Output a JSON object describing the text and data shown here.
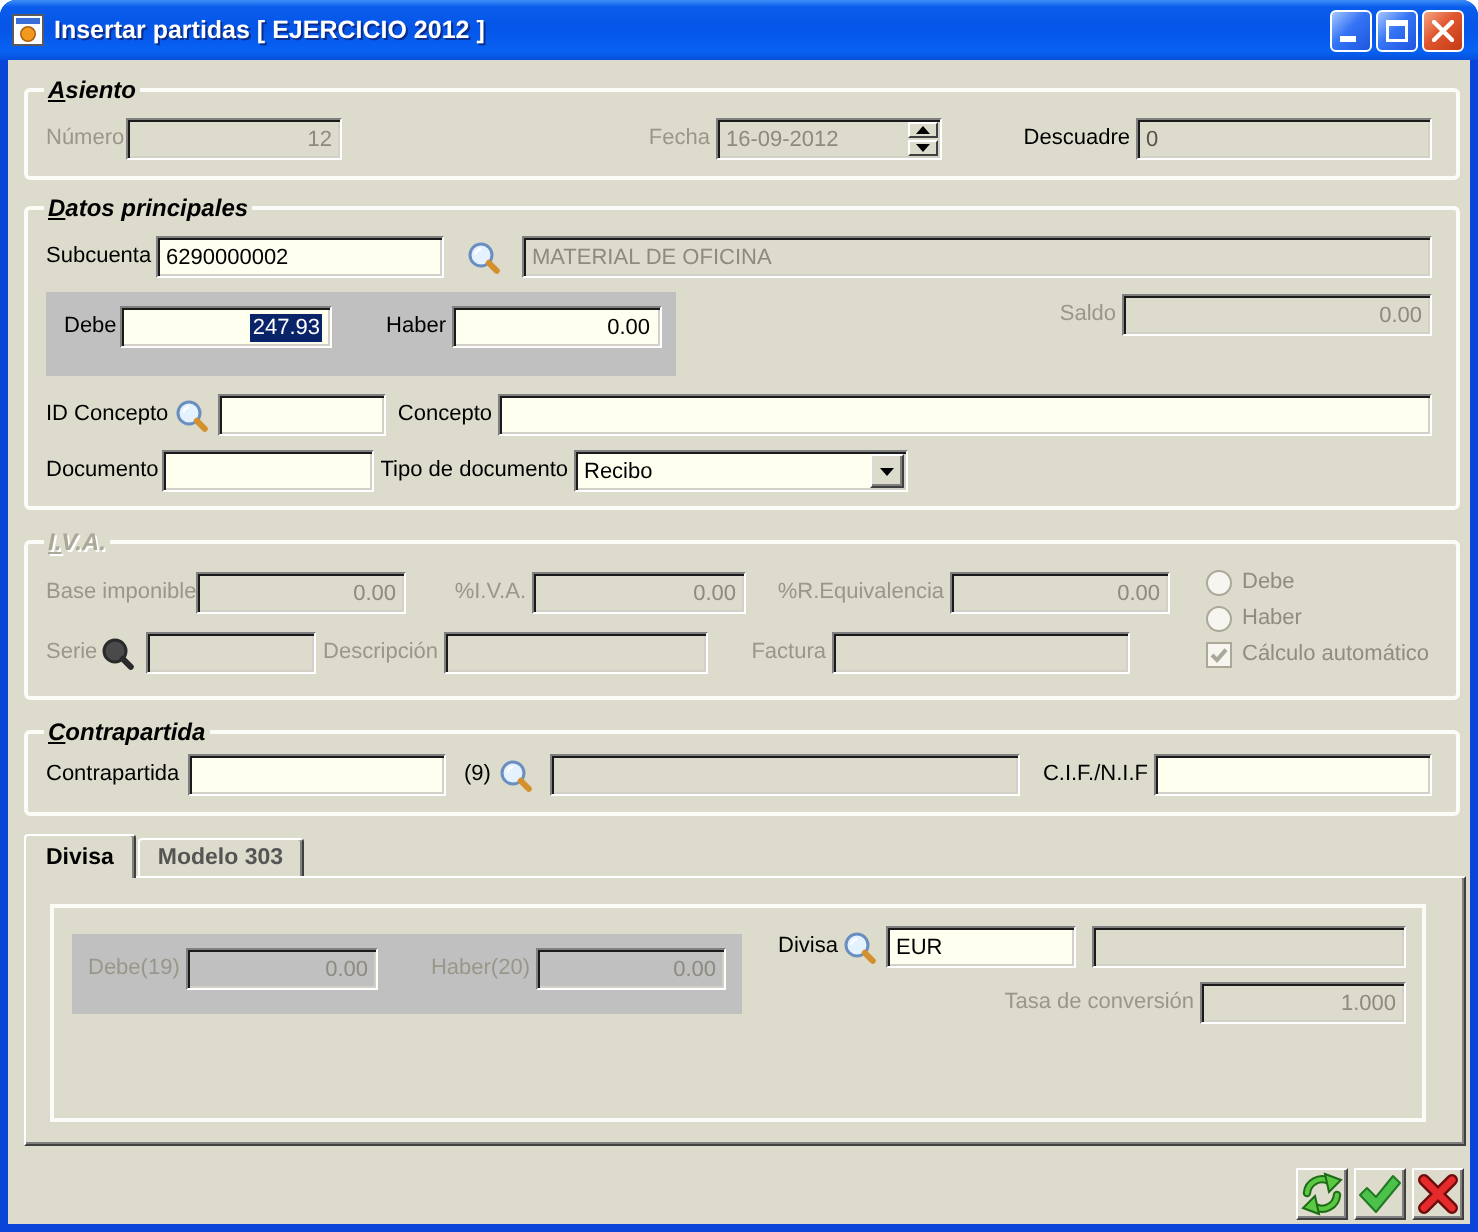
{
  "window": {
    "title": "Insertar partidas [ EJERCICIO 2012 ]"
  },
  "asiento": {
    "legend": "Asiento",
    "disabled": false,
    "numero": {
      "label": "Número",
      "value": "12",
      "disabled": true
    },
    "fecha": {
      "label": "Fecha",
      "value": "16-09-2012",
      "disabled": true
    },
    "descuadre": {
      "label": "Descuadre",
      "value": "0",
      "disabled": false,
      "read_only": true
    }
  },
  "datos": {
    "legend": "Datos principales",
    "disabled": false,
    "subcuenta": {
      "label": "Subcuenta",
      "value": "6290000002",
      "disabled": false
    },
    "subcuenta_nombre": {
      "value": "MATERIAL DE OFICINA",
      "disabled": true
    },
    "debe": {
      "label": "Debe",
      "value": "247.93",
      "disabled": false,
      "text_selected": true
    },
    "haber": {
      "label": "Haber",
      "value": "0.00",
      "disabled": false,
      "text_selected": false
    },
    "saldo": {
      "label": "Saldo",
      "value": "0.00",
      "disabled": true
    },
    "id_concepto": {
      "label": "ID Concepto",
      "disabled": false
    },
    "concepto": {
      "label": "Concepto",
      "disabled": false
    },
    "documento": {
      "label": "Documento",
      "disabled": false
    },
    "tipo_documento": {
      "label": "Tipo de documento",
      "value": "Recibo",
      "disabled": false
    }
  },
  "iva": {
    "legend": "I.V.A.",
    "disabled": true,
    "base_imponible": {
      "label": "Base imponible",
      "value": "0.00",
      "disabled": true
    },
    "porc_iva": {
      "label": "%I.V.A.",
      "value": "0.00",
      "disabled": true
    },
    "porc_equivalencia": {
      "label": "%R.Equivalencia",
      "value": "0.00",
      "disabled": true
    },
    "serie": {
      "label": "Serie",
      "disabled": true
    },
    "descripcion": {
      "label": "Descripción",
      "disabled": true
    },
    "factura": {
      "label": "Factura",
      "disabled": true
    },
    "radios": [
      {
        "label": "Debe",
        "selected": false,
        "disabled": true
      },
      {
        "label": "Haber",
        "selected": false,
        "disabled": true
      }
    ],
    "calculo_automatico": {
      "label": "Cálculo automático",
      "checked": true,
      "disabled": true
    }
  },
  "contrapartida": {
    "legend": "Contrapartida",
    "disabled": false,
    "cuenta": {
      "label": "Contrapartida",
      "disabled": false
    },
    "count": "(9)",
    "nombre": {
      "disabled": true
    },
    "cif_nif": {
      "label": "C.I.F./N.I.F",
      "disabled": false
    }
  },
  "tabs": [
    {
      "label": "Divisa",
      "selected": true
    },
    {
      "label": "Modelo 303",
      "selected": false
    }
  ],
  "divisa": {
    "debe": {
      "label": "Debe(19)",
      "value": "0.00",
      "disabled": true
    },
    "haber": {
      "label": "Haber(20)",
      "value": "0.00",
      "disabled": true
    },
    "divisa": {
      "label": "Divisa",
      "value": "EUR",
      "disabled": false
    },
    "nombre": {
      "disabled": true
    },
    "tasa": {
      "label": "Tasa de conversión",
      "value": "1.000",
      "disabled": true
    }
  }
}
====
- _Short task_
With the pictures left out, transcribe the material exactly.

- _Expected output_
Output a JSON object describing the text and data shown here.
{
  "window": {
    "title": "Insertar partidas [ EJERCICIO 2012 ]"
  },
  "asiento": {
    "legend": "Asiento",
    "disabled": false,
    "numero": {
      "label": "Número",
      "value": "12",
      "disabled": true
    },
    "fecha": {
      "label": "Fecha",
      "value": "16-09-2012",
      "disabled": true
    },
    "descuadre": {
      "label": "Descuadre",
      "value": "0",
      "disabled": false,
      "read_only": true
    }
  },
  "datos": {
    "legend": "Datos principales",
    "disabled": false,
    "subcuenta": {
      "label": "Subcuenta",
      "value": "6290000002",
      "disabled": false
    },
    "subcuenta_nombre": {
      "value": "MATERIAL DE OFICINA",
      "disabled": true
    },
    "debe": {
      "label": "Debe",
      "value": "247.93",
      "disabled": false,
      "text_selected": true
    },
    "haber": {
      "label": "Haber",
      "value": "0.00",
      "disabled": false,
      "text_selected": false
    },
    "saldo": {
      "label": "Saldo",
      "value": "0.00",
      "disabled": true
    },
    "id_concepto": {
      "label": "ID Concepto",
      "disabled": false
    },
    "concepto": {
      "label": "Concepto",
      "disabled": false
    },
    "documento": {
      "label": "Documento",
      "disabled": false
    },
    "tipo_documento": {
      "label": "Tipo de documento",
      "value": "Recibo",
      "disabled": false
    }
  },
  "iva": {
    "legend": "I.V.A.",
    "disabled": true,
    "base_imponible": {
      "label": "Base imponible",
      "value": "0.00",
      "disabled": true
    },
    "porc_iva": {
      "label": "%I.V.A.",
      "value": "0.00",
      "disabled": true
    },
    "porc_equivalencia": {
      "label": "%R.Equivalencia",
      "value": "0.00",
      "disabled": true
    },
    "serie": {
      "label": "Serie",
      "disabled": true
    },
    "descripcion": {
      "label": "Descripción",
      "disabled": true
    },
    "factura": {
      "label": "Factura",
      "disabled": true
    },
    "radios": [
      {
        "label": "Debe",
        "selected": false,
        "disabled": true
      },
      {
        "label": "Haber",
        "selected": false,
        "disabled": true
      }
    ],
    "calculo_automatico": {
      "label": "Cálculo automático",
      "checked": true,
      "disabled": true
    }
  },
  "contrapartida": {
    "legend": "Contrapartida",
    "disabled": false,
    "cuenta": {
      "label": "Contrapartida",
      "disabled": false
    },
    "count": "(9)",
    "nombre": {
      "disabled": true
    },
    "cif_nif": {
      "label": "C.I.F./N.I.F",
      "disabled": false
    }
  },
  "tabs": [
    {
      "label": "Divisa",
      "selected": true
    },
    {
      "label": "Modelo 303",
      "selected": false
    }
  ],
  "divisa": {
    "debe": {
      "label": "Debe(19)",
      "value": "0.00",
      "disabled": true
    },
    "haber": {
      "label": "Haber(20)",
      "value": "0.00",
      "disabled": true
    },
    "divisa": {
      "label": "Divisa",
      "value": "EUR",
      "disabled": false
    },
    "nombre": {
      "disabled": true
    },
    "tasa": {
      "label": "Tasa de conversión",
      "value": "1.000",
      "disabled": true
    }
  }
}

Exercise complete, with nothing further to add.